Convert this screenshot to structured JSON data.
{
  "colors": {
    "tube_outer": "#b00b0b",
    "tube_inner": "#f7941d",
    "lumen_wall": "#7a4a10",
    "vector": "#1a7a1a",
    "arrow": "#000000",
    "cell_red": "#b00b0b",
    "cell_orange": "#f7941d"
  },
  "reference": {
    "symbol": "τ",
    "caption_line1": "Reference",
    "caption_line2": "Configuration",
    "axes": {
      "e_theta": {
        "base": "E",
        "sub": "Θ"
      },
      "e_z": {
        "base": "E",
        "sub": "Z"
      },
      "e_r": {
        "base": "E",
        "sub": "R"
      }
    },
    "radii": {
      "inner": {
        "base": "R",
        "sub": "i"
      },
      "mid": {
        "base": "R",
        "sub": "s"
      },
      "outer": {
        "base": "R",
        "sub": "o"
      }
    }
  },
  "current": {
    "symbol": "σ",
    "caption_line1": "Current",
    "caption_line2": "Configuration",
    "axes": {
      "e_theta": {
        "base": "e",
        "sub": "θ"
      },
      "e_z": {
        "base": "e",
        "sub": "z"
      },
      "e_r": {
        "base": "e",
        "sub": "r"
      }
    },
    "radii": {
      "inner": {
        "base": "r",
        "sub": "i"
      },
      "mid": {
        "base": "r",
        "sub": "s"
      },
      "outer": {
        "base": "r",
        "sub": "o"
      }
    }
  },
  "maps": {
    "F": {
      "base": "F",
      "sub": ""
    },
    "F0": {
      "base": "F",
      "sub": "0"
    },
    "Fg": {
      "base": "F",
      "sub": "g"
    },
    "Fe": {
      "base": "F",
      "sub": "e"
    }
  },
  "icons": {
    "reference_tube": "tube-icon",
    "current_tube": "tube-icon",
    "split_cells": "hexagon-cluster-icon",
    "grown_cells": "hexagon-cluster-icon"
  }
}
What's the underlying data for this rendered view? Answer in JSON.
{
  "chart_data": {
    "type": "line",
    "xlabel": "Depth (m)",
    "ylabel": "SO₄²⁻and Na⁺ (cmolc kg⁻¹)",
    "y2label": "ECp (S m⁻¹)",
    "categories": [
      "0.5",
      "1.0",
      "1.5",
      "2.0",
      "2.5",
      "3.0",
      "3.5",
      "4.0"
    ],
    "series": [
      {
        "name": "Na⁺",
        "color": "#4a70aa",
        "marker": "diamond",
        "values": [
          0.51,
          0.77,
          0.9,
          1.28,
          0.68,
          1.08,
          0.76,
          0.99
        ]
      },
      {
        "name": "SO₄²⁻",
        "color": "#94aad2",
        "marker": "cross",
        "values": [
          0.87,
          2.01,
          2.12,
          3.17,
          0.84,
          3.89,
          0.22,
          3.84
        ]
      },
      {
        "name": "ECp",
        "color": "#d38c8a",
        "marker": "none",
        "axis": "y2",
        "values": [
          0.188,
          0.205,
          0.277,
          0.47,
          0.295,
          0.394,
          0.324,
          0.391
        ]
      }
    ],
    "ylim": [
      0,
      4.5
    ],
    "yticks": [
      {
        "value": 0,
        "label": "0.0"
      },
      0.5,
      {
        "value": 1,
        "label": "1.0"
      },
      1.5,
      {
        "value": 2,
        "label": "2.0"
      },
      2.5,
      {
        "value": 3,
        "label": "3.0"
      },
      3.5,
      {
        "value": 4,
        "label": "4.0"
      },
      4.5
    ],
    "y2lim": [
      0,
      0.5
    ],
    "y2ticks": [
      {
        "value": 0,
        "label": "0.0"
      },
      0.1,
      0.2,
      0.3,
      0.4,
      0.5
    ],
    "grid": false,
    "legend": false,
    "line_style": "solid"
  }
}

## Written task
Go through the records and pull out each line that includes the word "this".

## Solution to the problem
Convert this screenshot to structured JSON data.
What's the underlying data for this rendered view? Answer in JSON.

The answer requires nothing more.